§ **SHORT EXERCISE**: Report every line from the material that contains the word "upomínat".
== RECORDS FOR THE TASK ==
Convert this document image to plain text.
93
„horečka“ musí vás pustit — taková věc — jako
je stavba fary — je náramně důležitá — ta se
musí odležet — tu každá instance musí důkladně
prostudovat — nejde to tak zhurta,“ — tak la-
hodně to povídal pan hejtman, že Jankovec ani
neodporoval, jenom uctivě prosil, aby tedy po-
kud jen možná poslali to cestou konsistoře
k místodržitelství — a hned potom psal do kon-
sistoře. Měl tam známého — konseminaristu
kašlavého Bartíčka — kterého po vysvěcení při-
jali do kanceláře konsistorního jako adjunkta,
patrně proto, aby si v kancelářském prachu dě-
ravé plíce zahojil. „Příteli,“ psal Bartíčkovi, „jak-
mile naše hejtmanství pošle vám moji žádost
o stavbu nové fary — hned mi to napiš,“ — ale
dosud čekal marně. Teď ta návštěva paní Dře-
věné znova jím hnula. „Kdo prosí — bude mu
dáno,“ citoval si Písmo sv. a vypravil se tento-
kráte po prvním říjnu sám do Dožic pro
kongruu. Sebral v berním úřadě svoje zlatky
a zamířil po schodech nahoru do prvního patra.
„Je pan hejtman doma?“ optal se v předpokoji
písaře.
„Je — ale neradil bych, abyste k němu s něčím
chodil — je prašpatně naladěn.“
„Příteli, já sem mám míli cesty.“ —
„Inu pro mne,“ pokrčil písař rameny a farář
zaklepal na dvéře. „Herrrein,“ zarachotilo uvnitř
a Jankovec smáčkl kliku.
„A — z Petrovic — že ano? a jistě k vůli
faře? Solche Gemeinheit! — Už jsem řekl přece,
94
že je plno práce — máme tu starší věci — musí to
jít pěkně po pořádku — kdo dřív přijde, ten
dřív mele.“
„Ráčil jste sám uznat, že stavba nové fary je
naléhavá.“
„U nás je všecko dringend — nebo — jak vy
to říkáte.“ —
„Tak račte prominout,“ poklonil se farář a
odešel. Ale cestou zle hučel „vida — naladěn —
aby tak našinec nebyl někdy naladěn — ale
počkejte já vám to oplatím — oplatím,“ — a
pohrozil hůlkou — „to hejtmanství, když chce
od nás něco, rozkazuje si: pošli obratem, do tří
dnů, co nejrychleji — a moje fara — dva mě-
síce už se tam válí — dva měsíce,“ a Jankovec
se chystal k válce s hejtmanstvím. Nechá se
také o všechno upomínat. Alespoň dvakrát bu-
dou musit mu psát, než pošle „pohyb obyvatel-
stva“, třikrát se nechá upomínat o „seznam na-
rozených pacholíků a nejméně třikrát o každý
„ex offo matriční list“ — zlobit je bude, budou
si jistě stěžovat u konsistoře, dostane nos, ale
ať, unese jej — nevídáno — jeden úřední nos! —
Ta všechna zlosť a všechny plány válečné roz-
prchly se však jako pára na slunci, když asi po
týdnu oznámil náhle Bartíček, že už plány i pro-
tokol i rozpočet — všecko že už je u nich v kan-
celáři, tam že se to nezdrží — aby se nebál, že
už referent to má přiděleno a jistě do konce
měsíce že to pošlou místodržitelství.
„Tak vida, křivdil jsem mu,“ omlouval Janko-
===
§ **SOLUTION FOR THIS EXERCISE**:
také o všechno upomínat. Alespoň dvakrát bu-
stva“, třikrát se nechá upomínat o „seznam na-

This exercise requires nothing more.